__Aim__
Each entry below is to be transcribed exactly.

Collected data entries:
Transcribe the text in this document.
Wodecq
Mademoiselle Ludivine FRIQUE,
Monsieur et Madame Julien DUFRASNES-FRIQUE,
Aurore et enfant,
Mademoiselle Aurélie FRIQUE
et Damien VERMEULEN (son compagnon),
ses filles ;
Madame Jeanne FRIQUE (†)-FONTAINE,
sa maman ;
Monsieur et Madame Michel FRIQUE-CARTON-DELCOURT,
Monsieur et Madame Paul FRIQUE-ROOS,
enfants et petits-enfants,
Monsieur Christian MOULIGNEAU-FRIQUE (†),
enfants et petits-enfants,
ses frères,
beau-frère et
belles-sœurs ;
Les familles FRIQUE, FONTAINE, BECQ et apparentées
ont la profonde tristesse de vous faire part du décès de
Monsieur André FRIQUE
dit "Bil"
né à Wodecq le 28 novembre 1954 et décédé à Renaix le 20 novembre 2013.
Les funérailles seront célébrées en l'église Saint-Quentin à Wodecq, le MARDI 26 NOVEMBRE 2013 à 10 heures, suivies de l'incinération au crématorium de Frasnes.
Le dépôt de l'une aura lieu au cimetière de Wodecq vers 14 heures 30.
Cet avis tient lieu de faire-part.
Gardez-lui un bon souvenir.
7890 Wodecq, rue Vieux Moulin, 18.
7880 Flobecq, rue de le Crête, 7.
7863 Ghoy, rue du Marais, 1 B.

__Final answer__
Transcribe the text in this document.
Wodecq
Mademoiselle Ludivine FRIQUE,
Monsieur et Madame Julien DUFRASNES-FRIQUE,
Aurore et enfant,
Mademoiselle Aurélie FRIQUE
et Damien VERMEULEN (son compagnon),
ses filles ;
Madame Jeanne FRIQUE (†)-FONTAINE,
sa maman ;
Monsieur et Madame Michel FRIQUE-CARTON-DELCOURT,
Monsieur et Madame Paul FRIQUE-ROOS,
enfants et petits-enfants,
Monsieur Christian MOULIGNEAU-FRIQUE (†),
enfants et petits-enfants,
ses frères,
beau-frère et
belles-sœurs ;
Les familles FRIQUE, FONTAINE, BECQ et apparentées
ont la profonde tristesse de vous faire part du décès de
Monsieur André FRIQUE
dit "Bil"
né à Wodecq le 28 novembre 1954 et décédé à Renaix le 20 novembre 2013.
Les funérailles seront célébrées en l'église Saint-Quentin à Wodecq, le MARDI 26 NOVEMBRE 2013 à 10 heures, suivies de l'incinération au crématorium de Frasnes.
Le dépôt de l'une aura lieu au cimetière de Wodecq vers 14 heures 30.
Cet avis tient lieu de faire-part.
Gardez-lui un bon souvenir.
7890 Wodecq, rue Vieux Moulin, 18.
7880 Flobecq, rue de le Crête, 7.
7863 Ghoy, rue du Marais, 1 B.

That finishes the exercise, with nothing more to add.